··· Material supplied
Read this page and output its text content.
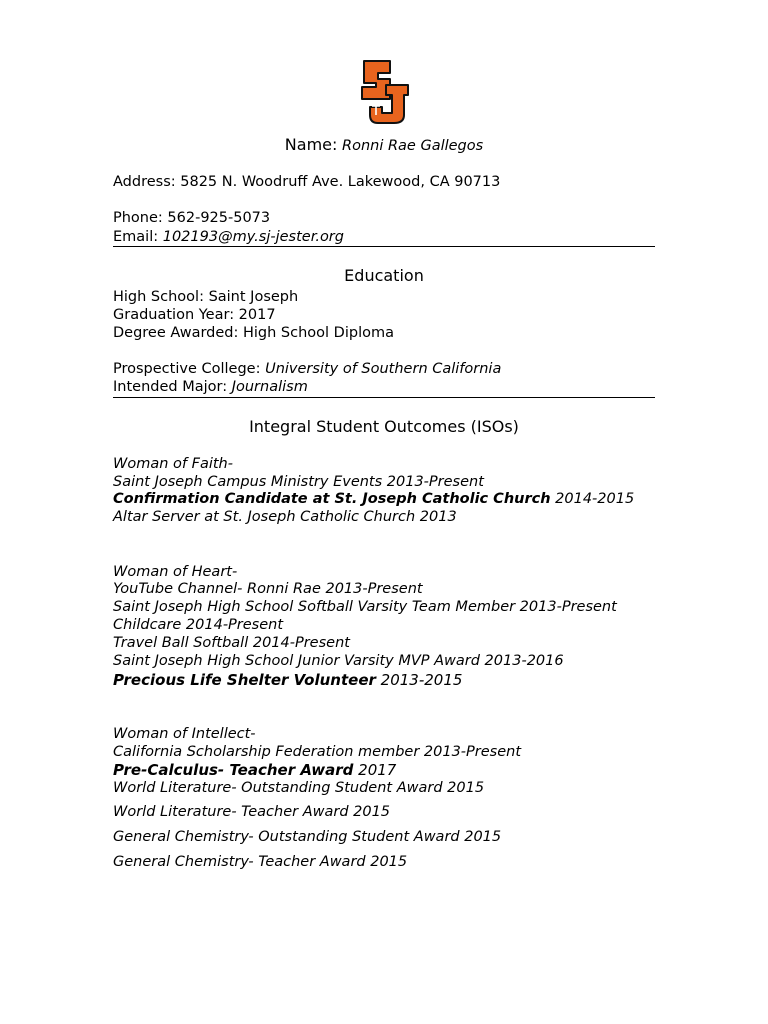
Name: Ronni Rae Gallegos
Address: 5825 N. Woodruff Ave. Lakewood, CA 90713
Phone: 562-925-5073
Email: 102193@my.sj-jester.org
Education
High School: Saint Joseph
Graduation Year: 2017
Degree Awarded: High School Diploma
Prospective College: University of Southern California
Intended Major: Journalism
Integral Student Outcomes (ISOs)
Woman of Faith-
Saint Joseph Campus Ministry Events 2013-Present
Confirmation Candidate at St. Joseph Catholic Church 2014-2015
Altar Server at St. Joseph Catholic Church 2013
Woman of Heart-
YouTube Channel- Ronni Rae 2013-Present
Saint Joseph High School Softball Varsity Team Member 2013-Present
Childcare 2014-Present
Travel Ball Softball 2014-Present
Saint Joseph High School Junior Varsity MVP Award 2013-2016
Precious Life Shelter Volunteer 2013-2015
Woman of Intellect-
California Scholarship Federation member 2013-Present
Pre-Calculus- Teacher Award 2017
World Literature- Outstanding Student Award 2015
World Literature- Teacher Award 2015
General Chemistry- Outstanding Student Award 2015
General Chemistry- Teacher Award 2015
······
··· Material supplied
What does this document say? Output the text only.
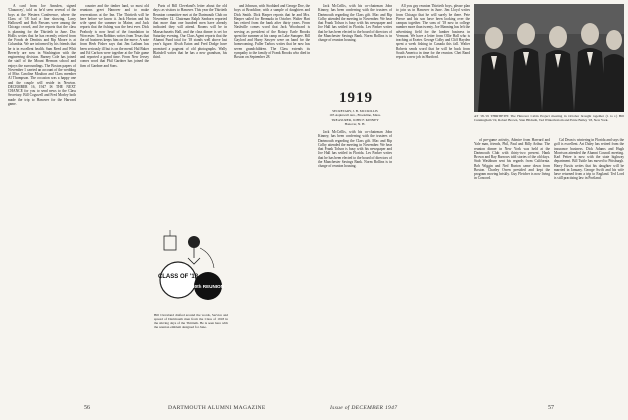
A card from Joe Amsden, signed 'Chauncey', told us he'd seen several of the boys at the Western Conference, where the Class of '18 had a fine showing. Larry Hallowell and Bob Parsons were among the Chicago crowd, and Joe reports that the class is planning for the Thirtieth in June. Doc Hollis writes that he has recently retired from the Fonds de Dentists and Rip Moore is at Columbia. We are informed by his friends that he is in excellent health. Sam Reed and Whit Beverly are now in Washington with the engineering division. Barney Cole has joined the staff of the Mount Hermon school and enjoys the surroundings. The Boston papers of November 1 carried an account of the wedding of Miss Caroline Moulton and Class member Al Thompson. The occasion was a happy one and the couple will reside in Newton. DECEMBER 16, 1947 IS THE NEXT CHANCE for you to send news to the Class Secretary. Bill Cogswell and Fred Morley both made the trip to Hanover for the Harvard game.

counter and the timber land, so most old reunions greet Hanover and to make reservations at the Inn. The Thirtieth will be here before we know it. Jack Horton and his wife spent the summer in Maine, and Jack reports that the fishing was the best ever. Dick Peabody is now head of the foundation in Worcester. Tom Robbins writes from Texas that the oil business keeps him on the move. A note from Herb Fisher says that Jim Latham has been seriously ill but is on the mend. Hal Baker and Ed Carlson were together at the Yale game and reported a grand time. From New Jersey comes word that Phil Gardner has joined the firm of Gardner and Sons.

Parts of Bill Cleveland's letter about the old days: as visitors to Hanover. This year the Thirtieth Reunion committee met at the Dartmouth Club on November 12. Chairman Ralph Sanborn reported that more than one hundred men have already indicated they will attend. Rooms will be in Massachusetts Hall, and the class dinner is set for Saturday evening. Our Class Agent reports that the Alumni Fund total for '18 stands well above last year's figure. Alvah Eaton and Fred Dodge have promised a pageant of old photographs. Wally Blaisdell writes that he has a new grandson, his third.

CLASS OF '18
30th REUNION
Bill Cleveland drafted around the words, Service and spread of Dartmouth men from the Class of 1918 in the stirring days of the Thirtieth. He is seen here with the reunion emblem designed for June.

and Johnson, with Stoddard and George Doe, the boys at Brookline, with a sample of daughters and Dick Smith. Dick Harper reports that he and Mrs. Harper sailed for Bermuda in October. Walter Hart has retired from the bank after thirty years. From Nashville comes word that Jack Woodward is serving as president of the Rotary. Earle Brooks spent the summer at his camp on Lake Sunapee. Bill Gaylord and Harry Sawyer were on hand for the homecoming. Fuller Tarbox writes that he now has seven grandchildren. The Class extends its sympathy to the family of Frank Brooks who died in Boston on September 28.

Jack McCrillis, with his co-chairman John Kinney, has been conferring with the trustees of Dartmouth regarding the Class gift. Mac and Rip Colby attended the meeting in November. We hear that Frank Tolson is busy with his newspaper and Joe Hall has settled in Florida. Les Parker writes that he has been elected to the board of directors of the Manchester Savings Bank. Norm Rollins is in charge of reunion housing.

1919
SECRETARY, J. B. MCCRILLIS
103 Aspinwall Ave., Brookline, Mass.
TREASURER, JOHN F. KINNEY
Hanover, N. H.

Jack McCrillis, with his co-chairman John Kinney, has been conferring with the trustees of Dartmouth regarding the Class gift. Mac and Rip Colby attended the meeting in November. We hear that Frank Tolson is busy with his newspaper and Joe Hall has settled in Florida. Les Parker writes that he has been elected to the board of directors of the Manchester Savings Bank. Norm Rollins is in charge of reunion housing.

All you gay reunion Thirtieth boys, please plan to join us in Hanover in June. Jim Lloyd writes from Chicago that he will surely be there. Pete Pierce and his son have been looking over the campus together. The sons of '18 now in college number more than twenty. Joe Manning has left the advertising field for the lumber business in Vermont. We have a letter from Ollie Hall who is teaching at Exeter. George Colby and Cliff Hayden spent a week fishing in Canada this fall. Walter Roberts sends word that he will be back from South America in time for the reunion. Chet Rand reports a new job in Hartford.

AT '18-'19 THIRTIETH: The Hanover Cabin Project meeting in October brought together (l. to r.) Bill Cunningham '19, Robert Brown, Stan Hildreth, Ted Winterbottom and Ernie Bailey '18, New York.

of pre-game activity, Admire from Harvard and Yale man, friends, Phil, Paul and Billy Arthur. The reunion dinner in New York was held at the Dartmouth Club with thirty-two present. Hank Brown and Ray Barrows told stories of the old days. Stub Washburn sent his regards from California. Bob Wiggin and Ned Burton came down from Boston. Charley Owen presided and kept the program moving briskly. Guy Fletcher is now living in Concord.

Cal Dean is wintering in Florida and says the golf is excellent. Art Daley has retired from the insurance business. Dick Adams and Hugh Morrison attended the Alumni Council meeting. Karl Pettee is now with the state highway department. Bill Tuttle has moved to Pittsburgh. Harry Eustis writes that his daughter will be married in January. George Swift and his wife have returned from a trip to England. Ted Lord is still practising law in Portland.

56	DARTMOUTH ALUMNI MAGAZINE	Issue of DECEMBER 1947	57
······
Pick out the lines containing the string "Chemistry".

General Chemistry- Outstanding Student Award 2015
General Chemistry- Teacher Award 2015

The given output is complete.